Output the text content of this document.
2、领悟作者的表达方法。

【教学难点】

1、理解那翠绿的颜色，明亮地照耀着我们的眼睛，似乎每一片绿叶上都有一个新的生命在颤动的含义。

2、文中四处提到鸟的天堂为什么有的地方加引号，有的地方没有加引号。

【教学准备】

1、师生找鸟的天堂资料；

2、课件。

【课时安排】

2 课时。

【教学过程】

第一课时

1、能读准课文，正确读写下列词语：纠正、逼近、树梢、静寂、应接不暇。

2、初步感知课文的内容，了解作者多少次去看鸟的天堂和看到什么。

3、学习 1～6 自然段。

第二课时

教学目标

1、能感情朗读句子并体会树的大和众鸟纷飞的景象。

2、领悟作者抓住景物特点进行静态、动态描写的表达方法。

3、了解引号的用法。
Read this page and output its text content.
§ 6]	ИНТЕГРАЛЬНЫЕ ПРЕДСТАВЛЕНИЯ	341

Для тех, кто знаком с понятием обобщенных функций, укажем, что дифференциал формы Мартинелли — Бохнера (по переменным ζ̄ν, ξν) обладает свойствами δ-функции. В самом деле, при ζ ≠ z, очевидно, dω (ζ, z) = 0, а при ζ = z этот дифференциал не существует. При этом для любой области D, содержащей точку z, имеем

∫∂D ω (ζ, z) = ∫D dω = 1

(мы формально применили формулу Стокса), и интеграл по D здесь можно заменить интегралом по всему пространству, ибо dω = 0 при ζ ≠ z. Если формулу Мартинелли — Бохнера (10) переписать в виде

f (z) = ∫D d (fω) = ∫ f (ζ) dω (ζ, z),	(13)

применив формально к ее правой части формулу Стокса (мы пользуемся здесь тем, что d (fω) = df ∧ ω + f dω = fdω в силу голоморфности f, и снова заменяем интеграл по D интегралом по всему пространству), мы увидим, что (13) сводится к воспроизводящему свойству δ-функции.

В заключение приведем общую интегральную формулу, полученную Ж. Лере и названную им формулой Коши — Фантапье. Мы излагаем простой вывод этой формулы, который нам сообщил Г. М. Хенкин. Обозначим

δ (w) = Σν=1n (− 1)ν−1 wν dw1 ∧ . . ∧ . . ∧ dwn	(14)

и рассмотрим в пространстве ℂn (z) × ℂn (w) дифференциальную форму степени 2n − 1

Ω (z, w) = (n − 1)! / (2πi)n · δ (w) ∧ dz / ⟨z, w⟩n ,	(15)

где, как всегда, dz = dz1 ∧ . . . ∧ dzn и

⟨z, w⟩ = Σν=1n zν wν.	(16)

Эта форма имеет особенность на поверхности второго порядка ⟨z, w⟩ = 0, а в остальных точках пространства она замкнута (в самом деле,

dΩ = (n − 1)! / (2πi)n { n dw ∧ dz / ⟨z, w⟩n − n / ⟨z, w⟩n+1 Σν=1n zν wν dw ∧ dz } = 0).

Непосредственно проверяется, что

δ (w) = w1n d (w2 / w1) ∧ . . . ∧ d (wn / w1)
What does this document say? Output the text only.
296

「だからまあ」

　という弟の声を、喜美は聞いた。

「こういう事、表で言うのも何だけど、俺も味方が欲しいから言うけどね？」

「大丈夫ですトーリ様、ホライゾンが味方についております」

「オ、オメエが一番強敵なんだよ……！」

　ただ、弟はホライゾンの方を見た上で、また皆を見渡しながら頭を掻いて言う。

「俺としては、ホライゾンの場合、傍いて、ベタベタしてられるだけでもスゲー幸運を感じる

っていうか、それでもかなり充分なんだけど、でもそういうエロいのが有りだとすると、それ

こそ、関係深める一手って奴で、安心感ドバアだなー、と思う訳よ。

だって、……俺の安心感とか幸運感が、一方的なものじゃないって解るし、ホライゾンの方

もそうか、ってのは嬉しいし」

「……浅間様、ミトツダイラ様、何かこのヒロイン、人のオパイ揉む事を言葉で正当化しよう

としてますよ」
-- -- --
» Task directions: Copy all of the data exactly.

» Solution for this problem:
Output the text content of this document.
2、领悟作者的表达方法。

【教学难点】

1、理解那翠绿的颜色，明亮地照耀着我们的眼睛，似乎每一片绿叶上都有一个新的生命在颤动的含义。

2、文中四处提到鸟的天堂为什么有的地方加引号，有的地方没有加引号。

【教学准备】

1、师生找鸟的天堂资料；

2、课件。

【课时安排】

2 课时。

【教学过程】

第一课时

1、能读准课文，正确读写下列词语：纠正、逼近、树梢、静寂、应接不暇。

2、初步感知课文的内容，了解作者多少次去看鸟的天堂和看到什么。

3、学习 1～6 自然段。

第二课时

教学目标

1、能感情朗读句子并体会树的大和众鸟纷飞的景象。

2、领悟作者抓住景物特点进行静态、动态描写的表达方法。

3、了解引号的用法。
Read this page and output its text content.
§ 6]	ИНТЕГРАЛЬНЫЕ ПРЕДСТАВЛЕНИЯ	341

Для тех, кто знаком с понятием обобщенных функций, укажем, что дифференциал формы Мартинелли — Бохнера (по переменным ζ̄ν, ξν) обладает свойствами δ-функции. В самом деле, при ζ ≠ z, очевидно, dω (ζ, z) = 0, а при ζ = z этот дифференциал не существует. При этом для любой области D, содержащей точку z, имеем

∫∂D ω (ζ, z) = ∫D dω = 1

(мы формально применили формулу Стокса), и интеграл по D здесь можно заменить интегралом по всему пространству, ибо dω = 0 при ζ ≠ z. Если формулу Мартинелли — Бохнера (10) переписать в виде

f (z) = ∫D d (fω) = ∫ f (ζ) dω (ζ, z),	(13)

применив формально к ее правой части формулу Стокса (мы пользуемся здесь тем, что d (fω) = df ∧ ω + f dω = fdω в силу голоморфности f, и снова заменяем интеграл по D интегралом по всему пространству), мы увидим, что (13) сводится к воспроизводящему свойству δ-функции.

В заключение приведем общую интегральную формулу, полученную Ж. Лере и названную им формулой Коши — Фантапье. Мы излагаем простой вывод этой формулы, который нам сообщил Г. М. Хенкин. Обозначим

δ (w) = Σν=1n (− 1)ν−1 wν dw1 ∧ . . ∧ . . ∧ dwn	(14)

и рассмотрим в пространстве ℂn (z) × ℂn (w) дифференциальную форму степени 2n − 1

Ω (z, w) = (n − 1)! / (2πi)n · δ (w) ∧ dz / ⟨z, w⟩n ,	(15)

где, как всегда, dz = dz1 ∧ . . . ∧ dzn и

⟨z, w⟩ = Σν=1n zν wν.	(16)

Эта форма имеет особенность на поверхности второго порядка ⟨z, w⟩ = 0, а в остальных точках пространства она замкнута (в самом деле,

dΩ = (n − 1)! / (2πi)n { n dw ∧ dz / ⟨z, w⟩n − n / ⟨z, w⟩n+1 Σν=1n zν wν dw ∧ dz } = 0).

Непосредственно проверяется, что

δ (w) = w1n d (w2 / w1) ∧ . . . ∧ d (wn / w1)
What does this document say? Output the text only.
296

「だからまあ」

　という弟の声を、喜美は聞いた。

「こういう事、表で言うのも何だけど、俺も味方が欲しいから言うけどね？」

「大丈夫ですトーリ様、ホライゾンが味方についております」

「オ、オメエが一番強敵なんだよ……！」

　ただ、弟はホライゾンの方を見た上で、また皆を見渡しながら頭を掻いて言う。

「俺としては、ホライゾンの場合、傍いて、ベタベタしてられるだけでもスゲー幸運を感じる

っていうか、それでもかなり充分なんだけど、でもそういうエロいのが有りだとすると、それ

こそ、関係深める一手って奴で、安心感ドバアだなー、と思う訳よ。

だって、……俺の安心感とか幸運感が、一方的なものじゃないって解るし、ホライゾンの方

もそうか、ってのは嬉しいし」

「……浅間様、ミトツダイラ様、何かこのヒロイン、人のオパイ揉む事を言葉で正当化しよう

としてますよ」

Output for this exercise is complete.